Goal = Below are entries. Pull out all lines containing "title".

Records that describe figures:
▶
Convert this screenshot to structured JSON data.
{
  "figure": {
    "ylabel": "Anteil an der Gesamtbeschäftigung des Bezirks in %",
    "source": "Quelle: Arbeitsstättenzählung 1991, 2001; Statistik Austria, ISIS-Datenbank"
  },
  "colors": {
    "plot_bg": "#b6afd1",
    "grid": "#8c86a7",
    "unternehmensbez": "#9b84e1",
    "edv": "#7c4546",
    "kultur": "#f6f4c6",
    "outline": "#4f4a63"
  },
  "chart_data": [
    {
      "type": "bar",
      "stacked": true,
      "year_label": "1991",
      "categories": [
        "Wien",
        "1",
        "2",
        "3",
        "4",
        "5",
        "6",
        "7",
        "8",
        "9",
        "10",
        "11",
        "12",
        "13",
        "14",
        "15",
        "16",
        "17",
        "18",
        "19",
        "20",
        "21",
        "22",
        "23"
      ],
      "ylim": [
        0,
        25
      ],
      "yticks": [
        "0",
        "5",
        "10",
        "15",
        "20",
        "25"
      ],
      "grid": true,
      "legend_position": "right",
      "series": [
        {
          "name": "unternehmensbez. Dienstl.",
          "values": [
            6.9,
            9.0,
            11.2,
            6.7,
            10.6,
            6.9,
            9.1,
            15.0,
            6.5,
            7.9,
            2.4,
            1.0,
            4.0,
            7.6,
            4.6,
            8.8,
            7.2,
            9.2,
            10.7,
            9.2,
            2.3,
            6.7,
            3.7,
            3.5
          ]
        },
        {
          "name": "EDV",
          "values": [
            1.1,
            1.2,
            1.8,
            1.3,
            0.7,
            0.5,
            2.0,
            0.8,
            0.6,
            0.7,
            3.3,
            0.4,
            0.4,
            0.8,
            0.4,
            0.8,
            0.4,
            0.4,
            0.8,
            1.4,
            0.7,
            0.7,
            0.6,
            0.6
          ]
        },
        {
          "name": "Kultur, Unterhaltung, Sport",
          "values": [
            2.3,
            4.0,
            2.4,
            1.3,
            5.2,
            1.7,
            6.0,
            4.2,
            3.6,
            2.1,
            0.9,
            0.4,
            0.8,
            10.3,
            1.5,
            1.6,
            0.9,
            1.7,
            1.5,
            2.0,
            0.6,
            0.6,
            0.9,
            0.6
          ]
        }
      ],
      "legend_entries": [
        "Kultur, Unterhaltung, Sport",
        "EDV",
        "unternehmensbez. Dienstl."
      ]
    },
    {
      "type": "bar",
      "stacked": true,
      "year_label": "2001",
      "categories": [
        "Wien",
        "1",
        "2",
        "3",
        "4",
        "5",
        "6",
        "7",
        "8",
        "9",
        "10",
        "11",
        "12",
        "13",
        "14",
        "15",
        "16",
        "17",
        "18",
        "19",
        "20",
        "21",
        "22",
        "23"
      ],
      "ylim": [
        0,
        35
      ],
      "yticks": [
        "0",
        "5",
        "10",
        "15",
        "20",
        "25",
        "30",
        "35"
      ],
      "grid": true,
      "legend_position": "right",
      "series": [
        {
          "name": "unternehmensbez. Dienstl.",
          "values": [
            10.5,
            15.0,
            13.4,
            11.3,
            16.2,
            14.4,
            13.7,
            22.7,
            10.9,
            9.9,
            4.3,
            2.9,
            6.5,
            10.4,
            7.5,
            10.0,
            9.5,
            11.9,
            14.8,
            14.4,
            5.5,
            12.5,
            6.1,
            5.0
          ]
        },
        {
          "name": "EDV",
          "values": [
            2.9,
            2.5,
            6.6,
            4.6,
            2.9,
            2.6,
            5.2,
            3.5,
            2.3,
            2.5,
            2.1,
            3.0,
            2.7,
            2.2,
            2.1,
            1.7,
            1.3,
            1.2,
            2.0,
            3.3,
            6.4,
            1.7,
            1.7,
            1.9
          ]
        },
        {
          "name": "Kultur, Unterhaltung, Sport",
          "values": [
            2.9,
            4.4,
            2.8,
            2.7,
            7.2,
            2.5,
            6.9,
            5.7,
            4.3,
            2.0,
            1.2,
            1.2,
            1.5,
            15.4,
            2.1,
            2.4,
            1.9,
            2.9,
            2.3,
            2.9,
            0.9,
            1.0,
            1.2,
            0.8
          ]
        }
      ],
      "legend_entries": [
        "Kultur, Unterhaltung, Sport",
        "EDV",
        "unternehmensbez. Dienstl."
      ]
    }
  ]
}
◀
▶
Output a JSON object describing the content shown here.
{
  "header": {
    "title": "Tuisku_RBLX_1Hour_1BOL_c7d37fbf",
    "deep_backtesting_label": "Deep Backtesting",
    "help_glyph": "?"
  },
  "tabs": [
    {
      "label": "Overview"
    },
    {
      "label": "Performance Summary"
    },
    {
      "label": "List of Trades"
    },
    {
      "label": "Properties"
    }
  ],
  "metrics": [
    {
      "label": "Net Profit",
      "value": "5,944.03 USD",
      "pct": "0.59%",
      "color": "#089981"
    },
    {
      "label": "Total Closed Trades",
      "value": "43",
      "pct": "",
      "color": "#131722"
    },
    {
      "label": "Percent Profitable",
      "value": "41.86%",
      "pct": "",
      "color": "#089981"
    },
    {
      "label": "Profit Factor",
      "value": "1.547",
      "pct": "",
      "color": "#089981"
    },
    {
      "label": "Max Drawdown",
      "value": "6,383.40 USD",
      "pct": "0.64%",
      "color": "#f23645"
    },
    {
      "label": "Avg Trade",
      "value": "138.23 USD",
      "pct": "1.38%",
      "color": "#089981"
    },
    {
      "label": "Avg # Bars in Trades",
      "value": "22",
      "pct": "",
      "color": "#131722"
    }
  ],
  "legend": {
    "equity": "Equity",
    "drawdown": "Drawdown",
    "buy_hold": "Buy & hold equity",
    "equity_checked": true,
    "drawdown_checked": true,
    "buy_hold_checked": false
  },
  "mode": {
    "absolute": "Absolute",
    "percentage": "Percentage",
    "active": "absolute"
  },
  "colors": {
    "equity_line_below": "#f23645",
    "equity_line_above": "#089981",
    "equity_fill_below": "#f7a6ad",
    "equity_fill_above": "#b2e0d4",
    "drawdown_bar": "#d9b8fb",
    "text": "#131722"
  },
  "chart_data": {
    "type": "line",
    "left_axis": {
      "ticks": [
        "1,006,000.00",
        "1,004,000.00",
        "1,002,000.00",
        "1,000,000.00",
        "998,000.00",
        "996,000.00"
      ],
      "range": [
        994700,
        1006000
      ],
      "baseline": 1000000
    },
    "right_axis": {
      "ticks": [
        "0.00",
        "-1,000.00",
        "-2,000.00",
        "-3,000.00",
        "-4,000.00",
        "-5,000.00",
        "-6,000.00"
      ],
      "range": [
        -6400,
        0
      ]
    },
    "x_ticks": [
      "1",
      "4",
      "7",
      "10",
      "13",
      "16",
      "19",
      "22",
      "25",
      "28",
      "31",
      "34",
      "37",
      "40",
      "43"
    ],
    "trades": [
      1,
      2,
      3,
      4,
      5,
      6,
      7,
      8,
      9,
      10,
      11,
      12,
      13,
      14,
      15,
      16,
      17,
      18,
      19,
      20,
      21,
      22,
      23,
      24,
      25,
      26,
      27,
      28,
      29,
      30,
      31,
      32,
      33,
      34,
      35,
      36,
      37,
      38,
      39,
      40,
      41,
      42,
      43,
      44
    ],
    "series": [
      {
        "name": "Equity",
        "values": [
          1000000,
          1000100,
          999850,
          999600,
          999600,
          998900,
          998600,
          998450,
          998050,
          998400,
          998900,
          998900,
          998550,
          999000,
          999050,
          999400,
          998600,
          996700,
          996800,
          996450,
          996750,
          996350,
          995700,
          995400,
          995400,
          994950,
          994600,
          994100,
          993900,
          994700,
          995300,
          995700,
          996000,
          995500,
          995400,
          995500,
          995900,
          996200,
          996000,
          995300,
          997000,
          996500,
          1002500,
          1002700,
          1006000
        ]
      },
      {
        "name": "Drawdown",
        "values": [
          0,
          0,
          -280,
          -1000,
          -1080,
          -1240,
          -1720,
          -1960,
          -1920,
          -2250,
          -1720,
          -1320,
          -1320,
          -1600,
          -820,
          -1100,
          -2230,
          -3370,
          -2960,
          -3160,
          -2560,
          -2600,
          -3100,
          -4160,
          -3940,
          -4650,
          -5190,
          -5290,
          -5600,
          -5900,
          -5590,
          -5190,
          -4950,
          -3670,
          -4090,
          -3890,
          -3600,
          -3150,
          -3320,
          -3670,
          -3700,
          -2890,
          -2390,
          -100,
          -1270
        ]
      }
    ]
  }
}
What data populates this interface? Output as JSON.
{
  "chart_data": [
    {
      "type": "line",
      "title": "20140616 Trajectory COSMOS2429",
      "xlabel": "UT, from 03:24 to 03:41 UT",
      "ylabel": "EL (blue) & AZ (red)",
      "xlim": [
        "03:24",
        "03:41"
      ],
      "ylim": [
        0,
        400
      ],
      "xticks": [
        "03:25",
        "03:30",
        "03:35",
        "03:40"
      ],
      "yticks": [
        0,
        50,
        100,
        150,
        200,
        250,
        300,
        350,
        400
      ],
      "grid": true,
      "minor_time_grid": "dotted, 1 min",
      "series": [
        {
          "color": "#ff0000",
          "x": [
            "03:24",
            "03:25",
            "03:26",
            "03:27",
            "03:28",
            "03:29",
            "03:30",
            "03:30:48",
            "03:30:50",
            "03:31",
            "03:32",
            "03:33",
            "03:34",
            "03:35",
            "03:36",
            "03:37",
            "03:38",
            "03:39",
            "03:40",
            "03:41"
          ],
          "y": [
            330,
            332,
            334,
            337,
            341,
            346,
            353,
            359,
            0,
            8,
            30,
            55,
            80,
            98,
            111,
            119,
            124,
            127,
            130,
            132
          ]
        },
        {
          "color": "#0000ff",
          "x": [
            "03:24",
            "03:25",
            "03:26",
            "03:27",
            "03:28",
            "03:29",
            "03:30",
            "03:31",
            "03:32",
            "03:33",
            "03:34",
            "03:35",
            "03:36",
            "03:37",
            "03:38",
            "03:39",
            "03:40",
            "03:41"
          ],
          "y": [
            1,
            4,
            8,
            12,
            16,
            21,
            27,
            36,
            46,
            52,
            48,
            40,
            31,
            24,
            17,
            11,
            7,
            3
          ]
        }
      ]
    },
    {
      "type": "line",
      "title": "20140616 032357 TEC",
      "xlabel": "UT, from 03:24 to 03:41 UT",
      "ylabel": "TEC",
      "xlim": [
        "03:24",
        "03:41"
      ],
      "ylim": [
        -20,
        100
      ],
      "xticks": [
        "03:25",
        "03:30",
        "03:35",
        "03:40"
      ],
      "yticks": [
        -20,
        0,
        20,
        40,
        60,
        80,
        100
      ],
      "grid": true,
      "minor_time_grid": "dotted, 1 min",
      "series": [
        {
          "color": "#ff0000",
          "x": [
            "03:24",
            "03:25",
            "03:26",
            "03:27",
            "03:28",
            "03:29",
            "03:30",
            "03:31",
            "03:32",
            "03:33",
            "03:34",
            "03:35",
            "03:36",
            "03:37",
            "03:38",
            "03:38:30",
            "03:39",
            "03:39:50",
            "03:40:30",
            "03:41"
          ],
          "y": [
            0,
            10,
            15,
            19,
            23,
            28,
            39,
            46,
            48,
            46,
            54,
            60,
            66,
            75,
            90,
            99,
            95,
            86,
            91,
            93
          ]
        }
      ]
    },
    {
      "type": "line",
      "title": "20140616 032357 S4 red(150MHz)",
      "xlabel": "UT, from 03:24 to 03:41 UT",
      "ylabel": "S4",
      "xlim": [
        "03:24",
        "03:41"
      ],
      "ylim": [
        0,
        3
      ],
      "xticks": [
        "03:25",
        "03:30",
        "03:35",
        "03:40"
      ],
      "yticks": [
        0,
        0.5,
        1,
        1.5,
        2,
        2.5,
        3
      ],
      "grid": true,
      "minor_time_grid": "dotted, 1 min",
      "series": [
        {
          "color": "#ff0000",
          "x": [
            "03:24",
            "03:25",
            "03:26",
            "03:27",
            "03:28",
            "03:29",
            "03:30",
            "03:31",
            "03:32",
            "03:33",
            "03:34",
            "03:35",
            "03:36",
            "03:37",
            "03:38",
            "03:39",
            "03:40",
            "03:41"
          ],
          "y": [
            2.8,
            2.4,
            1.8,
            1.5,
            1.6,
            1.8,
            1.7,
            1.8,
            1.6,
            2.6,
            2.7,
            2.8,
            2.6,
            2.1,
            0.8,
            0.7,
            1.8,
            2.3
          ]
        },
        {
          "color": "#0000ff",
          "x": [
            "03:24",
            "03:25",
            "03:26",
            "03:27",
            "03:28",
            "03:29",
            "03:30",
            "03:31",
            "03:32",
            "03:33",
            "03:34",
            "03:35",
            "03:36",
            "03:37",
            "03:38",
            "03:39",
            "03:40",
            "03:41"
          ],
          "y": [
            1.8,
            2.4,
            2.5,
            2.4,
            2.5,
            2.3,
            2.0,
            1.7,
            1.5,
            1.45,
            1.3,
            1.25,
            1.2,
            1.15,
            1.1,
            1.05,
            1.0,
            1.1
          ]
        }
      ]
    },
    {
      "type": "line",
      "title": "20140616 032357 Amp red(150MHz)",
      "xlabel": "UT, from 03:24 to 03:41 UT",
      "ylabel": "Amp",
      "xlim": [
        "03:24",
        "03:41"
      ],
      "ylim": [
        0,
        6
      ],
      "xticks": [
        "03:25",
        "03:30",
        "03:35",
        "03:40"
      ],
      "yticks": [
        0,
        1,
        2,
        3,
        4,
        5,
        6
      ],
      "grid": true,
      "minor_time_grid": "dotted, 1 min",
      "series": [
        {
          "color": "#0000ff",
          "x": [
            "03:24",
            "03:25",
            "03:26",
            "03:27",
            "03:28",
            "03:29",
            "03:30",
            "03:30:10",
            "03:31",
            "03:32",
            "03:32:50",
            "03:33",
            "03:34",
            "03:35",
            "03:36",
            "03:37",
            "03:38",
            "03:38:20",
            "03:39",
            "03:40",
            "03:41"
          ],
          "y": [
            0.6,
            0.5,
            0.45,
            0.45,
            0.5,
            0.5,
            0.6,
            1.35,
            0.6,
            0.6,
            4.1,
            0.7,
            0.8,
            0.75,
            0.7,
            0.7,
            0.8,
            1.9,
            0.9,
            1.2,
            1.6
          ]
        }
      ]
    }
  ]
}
◀
Reply =
    "title": "Tuisku_RBLX_1Hour_1BOL_c7d37fbf",
      "title": "20140616 Trajectory COSMOS2429",
      "title": "20140616 032357 TEC",
      "title": "20140616 032357 S4 red(150MHz)",
      "title": "20140616 032357 Amp red(150MHz)",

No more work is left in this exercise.